### YOUR GOAL
Collect each line containing "adfærd".

### SUPPLIED ENTRIES

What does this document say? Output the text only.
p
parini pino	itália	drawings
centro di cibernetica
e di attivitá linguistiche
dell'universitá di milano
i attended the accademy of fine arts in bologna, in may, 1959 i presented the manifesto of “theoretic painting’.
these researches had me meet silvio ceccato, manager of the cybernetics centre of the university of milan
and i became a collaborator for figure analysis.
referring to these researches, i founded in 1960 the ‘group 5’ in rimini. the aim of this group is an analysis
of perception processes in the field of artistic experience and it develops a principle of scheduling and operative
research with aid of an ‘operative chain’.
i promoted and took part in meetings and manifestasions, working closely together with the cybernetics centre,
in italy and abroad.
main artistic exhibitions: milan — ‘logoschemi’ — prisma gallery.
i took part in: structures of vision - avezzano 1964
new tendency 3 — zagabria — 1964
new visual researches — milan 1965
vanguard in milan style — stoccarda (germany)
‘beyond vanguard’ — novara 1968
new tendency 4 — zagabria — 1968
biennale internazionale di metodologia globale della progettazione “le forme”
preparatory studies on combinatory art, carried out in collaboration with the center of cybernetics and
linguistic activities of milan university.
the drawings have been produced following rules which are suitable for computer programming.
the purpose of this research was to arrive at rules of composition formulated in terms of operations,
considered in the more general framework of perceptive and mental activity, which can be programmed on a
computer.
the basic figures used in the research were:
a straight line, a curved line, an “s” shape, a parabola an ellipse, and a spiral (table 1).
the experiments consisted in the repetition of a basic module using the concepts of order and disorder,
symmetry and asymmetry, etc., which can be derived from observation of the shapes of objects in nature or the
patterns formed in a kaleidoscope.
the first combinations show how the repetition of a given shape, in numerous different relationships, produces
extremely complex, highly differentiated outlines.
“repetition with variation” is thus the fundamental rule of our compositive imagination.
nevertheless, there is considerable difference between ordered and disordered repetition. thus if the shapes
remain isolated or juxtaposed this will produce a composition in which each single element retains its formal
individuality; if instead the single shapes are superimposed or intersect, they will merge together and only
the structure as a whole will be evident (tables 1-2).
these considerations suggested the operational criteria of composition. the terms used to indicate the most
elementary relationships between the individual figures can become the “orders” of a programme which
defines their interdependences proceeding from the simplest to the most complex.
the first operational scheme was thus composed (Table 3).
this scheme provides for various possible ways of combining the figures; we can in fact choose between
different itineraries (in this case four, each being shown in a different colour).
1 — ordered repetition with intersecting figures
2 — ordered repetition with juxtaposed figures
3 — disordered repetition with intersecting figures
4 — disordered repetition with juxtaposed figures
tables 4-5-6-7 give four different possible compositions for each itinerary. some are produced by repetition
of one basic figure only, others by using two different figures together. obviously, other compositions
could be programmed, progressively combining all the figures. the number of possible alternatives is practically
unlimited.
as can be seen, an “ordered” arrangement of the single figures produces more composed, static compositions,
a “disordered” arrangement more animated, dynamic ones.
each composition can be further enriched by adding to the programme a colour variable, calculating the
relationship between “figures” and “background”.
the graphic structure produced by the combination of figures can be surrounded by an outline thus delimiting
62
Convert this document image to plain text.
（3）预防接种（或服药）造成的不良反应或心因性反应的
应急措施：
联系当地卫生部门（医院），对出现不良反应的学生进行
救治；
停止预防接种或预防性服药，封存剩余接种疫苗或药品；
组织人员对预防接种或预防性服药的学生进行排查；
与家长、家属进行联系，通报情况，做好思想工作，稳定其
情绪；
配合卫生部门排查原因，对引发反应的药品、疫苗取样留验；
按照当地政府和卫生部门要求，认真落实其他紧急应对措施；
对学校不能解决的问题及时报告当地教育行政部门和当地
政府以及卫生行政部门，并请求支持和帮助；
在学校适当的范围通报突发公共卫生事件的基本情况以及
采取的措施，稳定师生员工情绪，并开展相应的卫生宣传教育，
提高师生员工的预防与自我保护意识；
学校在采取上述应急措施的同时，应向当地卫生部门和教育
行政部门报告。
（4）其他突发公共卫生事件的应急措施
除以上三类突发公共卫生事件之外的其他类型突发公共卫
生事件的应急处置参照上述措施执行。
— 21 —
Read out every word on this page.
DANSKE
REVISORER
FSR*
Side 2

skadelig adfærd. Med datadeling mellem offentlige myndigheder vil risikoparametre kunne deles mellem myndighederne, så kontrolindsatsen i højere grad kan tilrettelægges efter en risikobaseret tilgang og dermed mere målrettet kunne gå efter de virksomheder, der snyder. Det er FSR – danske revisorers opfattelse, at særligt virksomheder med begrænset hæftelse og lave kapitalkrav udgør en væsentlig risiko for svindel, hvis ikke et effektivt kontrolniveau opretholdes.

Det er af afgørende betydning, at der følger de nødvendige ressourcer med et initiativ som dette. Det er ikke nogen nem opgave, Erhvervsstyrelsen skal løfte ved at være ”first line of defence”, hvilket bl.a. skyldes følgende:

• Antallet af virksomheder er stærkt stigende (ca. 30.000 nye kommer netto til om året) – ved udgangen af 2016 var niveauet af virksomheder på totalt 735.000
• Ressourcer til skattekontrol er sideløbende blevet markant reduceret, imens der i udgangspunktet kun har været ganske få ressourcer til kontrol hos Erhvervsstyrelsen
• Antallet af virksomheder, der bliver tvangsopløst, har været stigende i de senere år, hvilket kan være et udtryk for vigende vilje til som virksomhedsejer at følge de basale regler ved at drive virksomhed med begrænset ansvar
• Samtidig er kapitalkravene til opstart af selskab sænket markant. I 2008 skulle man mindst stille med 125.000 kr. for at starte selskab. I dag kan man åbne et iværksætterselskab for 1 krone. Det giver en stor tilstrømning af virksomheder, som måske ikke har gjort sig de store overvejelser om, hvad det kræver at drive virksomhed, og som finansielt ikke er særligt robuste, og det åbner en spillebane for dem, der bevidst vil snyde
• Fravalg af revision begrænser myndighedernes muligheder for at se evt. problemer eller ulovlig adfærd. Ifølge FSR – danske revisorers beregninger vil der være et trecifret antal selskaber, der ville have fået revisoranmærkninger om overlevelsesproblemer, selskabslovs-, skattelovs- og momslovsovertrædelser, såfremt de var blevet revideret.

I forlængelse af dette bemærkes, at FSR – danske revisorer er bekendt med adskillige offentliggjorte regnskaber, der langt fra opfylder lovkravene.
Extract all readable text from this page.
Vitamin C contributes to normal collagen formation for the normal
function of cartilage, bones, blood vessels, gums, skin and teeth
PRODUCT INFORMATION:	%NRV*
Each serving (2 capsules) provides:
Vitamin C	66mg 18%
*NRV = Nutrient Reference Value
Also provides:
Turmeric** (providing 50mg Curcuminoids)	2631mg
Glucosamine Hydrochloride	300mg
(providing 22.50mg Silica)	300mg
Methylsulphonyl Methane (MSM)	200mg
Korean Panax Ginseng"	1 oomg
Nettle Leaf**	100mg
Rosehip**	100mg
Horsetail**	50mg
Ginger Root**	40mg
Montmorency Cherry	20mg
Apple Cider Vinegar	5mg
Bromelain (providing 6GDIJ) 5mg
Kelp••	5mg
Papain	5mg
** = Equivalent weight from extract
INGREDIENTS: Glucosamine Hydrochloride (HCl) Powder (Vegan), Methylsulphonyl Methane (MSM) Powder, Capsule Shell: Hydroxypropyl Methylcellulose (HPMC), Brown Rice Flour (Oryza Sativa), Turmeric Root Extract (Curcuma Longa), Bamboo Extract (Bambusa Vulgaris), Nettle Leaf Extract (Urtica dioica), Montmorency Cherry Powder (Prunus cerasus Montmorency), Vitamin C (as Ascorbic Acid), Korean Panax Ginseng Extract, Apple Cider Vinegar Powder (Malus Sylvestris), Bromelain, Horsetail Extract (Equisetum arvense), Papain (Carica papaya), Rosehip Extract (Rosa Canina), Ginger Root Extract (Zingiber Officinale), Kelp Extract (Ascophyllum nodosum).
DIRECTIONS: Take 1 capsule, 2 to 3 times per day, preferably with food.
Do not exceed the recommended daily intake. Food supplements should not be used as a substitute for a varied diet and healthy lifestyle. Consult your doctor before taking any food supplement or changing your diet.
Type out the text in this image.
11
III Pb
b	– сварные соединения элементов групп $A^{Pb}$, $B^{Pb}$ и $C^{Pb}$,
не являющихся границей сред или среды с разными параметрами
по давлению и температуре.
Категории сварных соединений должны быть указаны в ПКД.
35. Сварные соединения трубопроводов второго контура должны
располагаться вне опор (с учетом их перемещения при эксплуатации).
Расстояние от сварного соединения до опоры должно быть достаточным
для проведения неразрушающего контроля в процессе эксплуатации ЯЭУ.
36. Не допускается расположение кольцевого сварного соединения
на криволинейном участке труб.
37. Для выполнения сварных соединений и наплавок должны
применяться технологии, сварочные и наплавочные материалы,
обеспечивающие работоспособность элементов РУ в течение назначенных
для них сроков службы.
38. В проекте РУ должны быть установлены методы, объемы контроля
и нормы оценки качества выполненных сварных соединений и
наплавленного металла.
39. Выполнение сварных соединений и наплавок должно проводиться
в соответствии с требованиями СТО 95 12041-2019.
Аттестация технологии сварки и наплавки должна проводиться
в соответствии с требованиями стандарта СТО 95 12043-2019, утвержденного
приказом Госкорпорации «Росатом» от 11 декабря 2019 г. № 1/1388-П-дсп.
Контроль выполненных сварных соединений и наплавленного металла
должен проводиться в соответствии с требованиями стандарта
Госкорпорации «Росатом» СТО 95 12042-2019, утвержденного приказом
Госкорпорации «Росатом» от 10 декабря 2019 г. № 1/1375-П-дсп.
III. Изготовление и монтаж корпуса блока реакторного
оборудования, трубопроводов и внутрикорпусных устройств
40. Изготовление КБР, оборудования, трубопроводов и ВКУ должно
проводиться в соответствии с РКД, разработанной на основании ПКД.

### THE COMPLETED TASK
skadelig adfærd. Med datadeling mellem offentlige myndigheder vil risikoparametre kunne deles mellem myndighederne, så kontrolindsatsen i højere grad kan tilrettelægges efter en risikobaseret tilgang og dermed mere målrettet kunne gå efter de virksomheder, der snyder. Det er FSR – danske revisorers opfattelse, at særligt virksomheder med begrænset hæftelse og lave kapitalkrav udgør en væsentlig risiko for svindel, hvis ikke et effektivt kontrolniveau opretholdes.
• Fravalg af revision begrænser myndighedernes muligheder for at se evt. problemer eller ulovlig adfærd. Ifølge FSR – danske revisorers beregninger vil der være et trecifret antal selskaber, der ville have fået revisoranmærkninger om overlevelsesproblemer, selskabslovs-, skattelovs- og momslovsovertrædelser, såfremt de var blevet revideret.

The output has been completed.